-- Supplied data start --

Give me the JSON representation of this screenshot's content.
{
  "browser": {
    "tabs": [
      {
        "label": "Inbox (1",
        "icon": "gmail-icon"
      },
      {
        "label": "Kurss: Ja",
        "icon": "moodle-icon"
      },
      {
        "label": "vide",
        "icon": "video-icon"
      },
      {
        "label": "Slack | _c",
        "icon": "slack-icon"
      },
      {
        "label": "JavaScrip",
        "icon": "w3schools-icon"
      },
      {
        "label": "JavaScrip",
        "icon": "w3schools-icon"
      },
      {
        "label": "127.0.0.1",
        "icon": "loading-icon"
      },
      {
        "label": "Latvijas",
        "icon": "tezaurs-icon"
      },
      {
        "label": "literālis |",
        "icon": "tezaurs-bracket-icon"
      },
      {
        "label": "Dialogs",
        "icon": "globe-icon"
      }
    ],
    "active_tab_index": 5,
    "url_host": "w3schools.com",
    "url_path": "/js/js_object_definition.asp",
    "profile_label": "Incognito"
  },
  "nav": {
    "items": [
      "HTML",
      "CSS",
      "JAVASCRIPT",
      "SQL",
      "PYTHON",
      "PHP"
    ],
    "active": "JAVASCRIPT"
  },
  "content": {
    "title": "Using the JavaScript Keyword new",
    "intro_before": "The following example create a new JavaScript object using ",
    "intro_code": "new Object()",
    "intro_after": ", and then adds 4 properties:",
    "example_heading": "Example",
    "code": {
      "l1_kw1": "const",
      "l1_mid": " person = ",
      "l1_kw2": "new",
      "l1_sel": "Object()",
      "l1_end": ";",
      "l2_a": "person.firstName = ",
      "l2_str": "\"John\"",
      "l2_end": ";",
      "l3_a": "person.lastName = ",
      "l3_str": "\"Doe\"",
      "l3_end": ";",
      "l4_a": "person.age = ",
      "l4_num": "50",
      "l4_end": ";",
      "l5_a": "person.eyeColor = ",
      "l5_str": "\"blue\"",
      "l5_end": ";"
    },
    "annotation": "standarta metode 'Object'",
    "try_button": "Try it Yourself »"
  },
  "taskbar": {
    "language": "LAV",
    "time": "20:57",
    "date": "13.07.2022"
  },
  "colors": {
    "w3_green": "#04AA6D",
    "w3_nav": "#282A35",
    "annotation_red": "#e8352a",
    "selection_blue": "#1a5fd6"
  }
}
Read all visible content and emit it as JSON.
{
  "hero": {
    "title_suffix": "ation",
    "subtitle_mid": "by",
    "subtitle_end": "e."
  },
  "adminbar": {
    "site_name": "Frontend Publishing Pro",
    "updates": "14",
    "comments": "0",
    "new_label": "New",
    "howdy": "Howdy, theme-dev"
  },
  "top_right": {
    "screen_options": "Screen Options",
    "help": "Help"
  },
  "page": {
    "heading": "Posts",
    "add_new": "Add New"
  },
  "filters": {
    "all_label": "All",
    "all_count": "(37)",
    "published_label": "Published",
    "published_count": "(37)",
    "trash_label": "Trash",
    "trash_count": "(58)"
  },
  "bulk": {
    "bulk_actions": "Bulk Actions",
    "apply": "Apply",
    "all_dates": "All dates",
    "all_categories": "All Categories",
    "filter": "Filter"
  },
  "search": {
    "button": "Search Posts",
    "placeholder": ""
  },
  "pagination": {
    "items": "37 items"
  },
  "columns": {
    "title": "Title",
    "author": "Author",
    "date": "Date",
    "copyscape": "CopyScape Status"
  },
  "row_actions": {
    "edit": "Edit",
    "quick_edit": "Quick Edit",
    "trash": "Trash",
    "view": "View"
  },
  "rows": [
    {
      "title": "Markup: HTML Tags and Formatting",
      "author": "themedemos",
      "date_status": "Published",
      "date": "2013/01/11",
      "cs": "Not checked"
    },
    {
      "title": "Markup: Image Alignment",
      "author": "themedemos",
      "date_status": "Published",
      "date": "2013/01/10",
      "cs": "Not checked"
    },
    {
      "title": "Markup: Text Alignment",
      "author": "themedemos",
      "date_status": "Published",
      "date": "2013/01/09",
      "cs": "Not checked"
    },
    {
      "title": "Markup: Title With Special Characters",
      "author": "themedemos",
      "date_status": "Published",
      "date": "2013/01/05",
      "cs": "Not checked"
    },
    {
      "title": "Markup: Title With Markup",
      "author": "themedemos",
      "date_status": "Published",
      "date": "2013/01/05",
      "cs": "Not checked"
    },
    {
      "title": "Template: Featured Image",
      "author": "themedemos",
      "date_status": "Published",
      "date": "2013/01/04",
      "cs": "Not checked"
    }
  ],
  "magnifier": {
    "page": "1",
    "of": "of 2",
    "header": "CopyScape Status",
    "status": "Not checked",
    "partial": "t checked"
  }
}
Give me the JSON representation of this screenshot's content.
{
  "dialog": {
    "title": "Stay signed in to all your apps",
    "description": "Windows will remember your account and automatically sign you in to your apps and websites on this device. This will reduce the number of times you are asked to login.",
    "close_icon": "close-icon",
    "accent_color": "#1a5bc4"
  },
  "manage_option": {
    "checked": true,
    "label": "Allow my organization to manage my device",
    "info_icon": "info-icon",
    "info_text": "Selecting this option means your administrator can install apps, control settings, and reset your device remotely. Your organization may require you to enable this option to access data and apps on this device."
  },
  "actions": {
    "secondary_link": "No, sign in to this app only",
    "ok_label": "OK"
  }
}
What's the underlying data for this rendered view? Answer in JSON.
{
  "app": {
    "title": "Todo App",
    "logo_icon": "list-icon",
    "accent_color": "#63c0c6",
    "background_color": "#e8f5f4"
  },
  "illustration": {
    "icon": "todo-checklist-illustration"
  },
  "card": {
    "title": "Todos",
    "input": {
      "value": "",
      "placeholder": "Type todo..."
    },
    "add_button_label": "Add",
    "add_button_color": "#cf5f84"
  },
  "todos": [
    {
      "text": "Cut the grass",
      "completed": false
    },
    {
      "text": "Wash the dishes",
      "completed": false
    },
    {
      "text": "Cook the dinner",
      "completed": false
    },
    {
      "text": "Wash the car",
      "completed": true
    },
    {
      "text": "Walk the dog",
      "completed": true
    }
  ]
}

-- Supplied data end --

### Aim
Copy out the material word for word and line for line.

### Task output
Give me the JSON representation of this screenshot's content.
{
  "browser": {
    "tabs": [
      {
        "label": "Inbox (1",
        "icon": "gmail-icon"
      },
      {
        "label": "Kurss: Ja",
        "icon": "moodle-icon"
      },
      {
        "label": "vide",
        "icon": "video-icon"
      },
      {
        "label": "Slack | _c",
        "icon": "slack-icon"
      },
      {
        "label": "JavaScrip",
        "icon": "w3schools-icon"
      },
      {
        "label": "JavaScrip",
        "icon": "w3schools-icon"
      },
      {
        "label": "127.0.0.1",
        "icon": "loading-icon"
      },
      {
        "label": "Latvijas",
        "icon": "tezaurs-icon"
      },
      {
        "label": "literālis |",
        "icon": "tezaurs-bracket-icon"
      },
      {
        "label": "Dialogs",
        "icon": "globe-icon"
      }
    ],
    "active_tab_index": 5,
    "url_host": "w3schools.com",
    "url_path": "/js/js_object_definition.asp",
    "profile_label": "Incognito"
  },
  "nav": {
    "items": [
      "HTML",
      "CSS",
      "JAVASCRIPT",
      "SQL",
      "PYTHON",
      "PHP"
    ],
    "active": "JAVASCRIPT"
  },
  "content": {
    "title": "Using the JavaScript Keyword new",
    "intro_before": "The following example create a new JavaScript object using ",
    "intro_code": "new Object()",
    "intro_after": ", and then adds 4 properties:",
    "example_heading": "Example",
    "code": {
      "l1_kw1": "const",
      "l1_mid": " person = ",
      "l1_kw2": "new",
      "l1_sel": "Object()",
      "l1_end": ";",
      "l2_a": "person.firstName = ",
      "l2_str": "\"John\"",
      "l2_end": ";",
      "l3_a": "person.lastName = ",
      "l3_str": "\"Doe\"",
      "l3_end": ";",
      "l4_a": "person.age = ",
      "l4_num": "50",
      "l4_end": ";",
      "l5_a": "person.eyeColor = ",
      "l5_str": "\"blue\"",
      "l5_end": ";"
    },
    "annotation": "standarta metode 'Object'",
    "try_button": "Try it Yourself »"
  },
  "taskbar": {
    "language": "LAV",
    "time": "20:57",
    "date": "13.07.2022"
  },
  "colors": {
    "w3_green": "#04AA6D",
    "w3_nav": "#282A35",
    "annotation_red": "#e8352a",
    "selection_blue": "#1a5fd6"
  }
}
Read all visible content and emit it as JSON.
{
  "hero": {
    "title_suffix": "ation",
    "subtitle_mid": "by",
    "subtitle_end": "e."
  },
  "adminbar": {
    "site_name": "Frontend Publishing Pro",
    "updates": "14",
    "comments": "0",
    "new_label": "New",
    "howdy": "Howdy, theme-dev"
  },
  "top_right": {
    "screen_options": "Screen Options",
    "help": "Help"
  },
  "page": {
    "heading": "Posts",
    "add_new": "Add New"
  },
  "filters": {
    "all_label": "All",
    "all_count": "(37)",
    "published_label": "Published",
    "published_count": "(37)",
    "trash_label": "Trash",
    "trash_count": "(58)"
  },
  "bulk": {
    "bulk_actions": "Bulk Actions",
    "apply": "Apply",
    "all_dates": "All dates",
    "all_categories": "All Categories",
    "filter": "Filter"
  },
  "search": {
    "button": "Search Posts",
    "placeholder": ""
  },
  "pagination": {
    "items": "37 items"
  },
  "columns": {
    "title": "Title",
    "author": "Author",
    "date": "Date",
    "copyscape": "CopyScape Status"
  },
  "row_actions": {
    "edit": "Edit",
    "quick_edit": "Quick Edit",
    "trash": "Trash",
    "view": "View"
  },
  "rows": [
    {
      "title": "Markup: HTML Tags and Formatting",
      "author": "themedemos",
      "date_status": "Published",
      "date": "2013/01/11",
      "cs": "Not checked"
    },
    {
      "title": "Markup: Image Alignment",
      "author": "themedemos",
      "date_status": "Published",
      "date": "2013/01/10",
      "cs": "Not checked"
    },
    {
      "title": "Markup: Text Alignment",
      "author": "themedemos",
      "date_status": "Published",
      "date": "2013/01/09",
      "cs": "Not checked"
    },
    {
      "title": "Markup: Title With Special Characters",
      "author": "themedemos",
      "date_status": "Published",
      "date": "2013/01/05",
      "cs": "Not checked"
    },
    {
      "title": "Markup: Title With Markup",
      "author": "themedemos",
      "date_status": "Published",
      "date": "2013/01/05",
      "cs": "Not checked"
    },
    {
      "title": "Template: Featured Image",
      "author": "themedemos",
      "date_status": "Published",
      "date": "2013/01/04",
      "cs": "Not checked"
    }
  ],
  "magnifier": {
    "page": "1",
    "of": "of 2",
    "header": "CopyScape Status",
    "status": "Not checked",
    "partial": "t checked"
  }
}
Give me the JSON representation of this screenshot's content.
{
  "dialog": {
    "title": "Stay signed in to all your apps",
    "description": "Windows will remember your account and automatically sign you in to your apps and websites on this device. This will reduce the number of times you are asked to login.",
    "close_icon": "close-icon",
    "accent_color": "#1a5bc4"
  },
  "manage_option": {
    "checked": true,
    "label": "Allow my organization to manage my device",
    "info_icon": "info-icon",
    "info_text": "Selecting this option means your administrator can install apps, control settings, and reset your device remotely. Your organization may require you to enable this option to access data and apps on this device."
  },
  "actions": {
    "secondary_link": "No, sign in to this app only",
    "ok_label": "OK"
  }
}
What's the underlying data for this rendered view? Answer in JSON.
{
  "app": {
    "title": "Todo App",
    "logo_icon": "list-icon",
    "accent_color": "#63c0c6",
    "background_color": "#e8f5f4"
  },
  "illustration": {
    "icon": "todo-checklist-illustration"
  },
  "card": {
    "title": "Todos",
    "input": {
      "value": "",
      "placeholder": "Type todo..."
    },
    "add_button_label": "Add",
    "add_button_color": "#cf5f84"
  },
  "todos": [
    {
      "text": "Cut the grass",
      "completed": false
    },
    {
      "text": "Wash the dishes",
      "completed": false
    },
    {
      "text": "Cook the dinner",
      "completed": false
    },
    {
      "text": "Wash the car",
      "completed": true
    },
    {
      "text": "Walk the dog",
      "completed": true
    }
  ]
}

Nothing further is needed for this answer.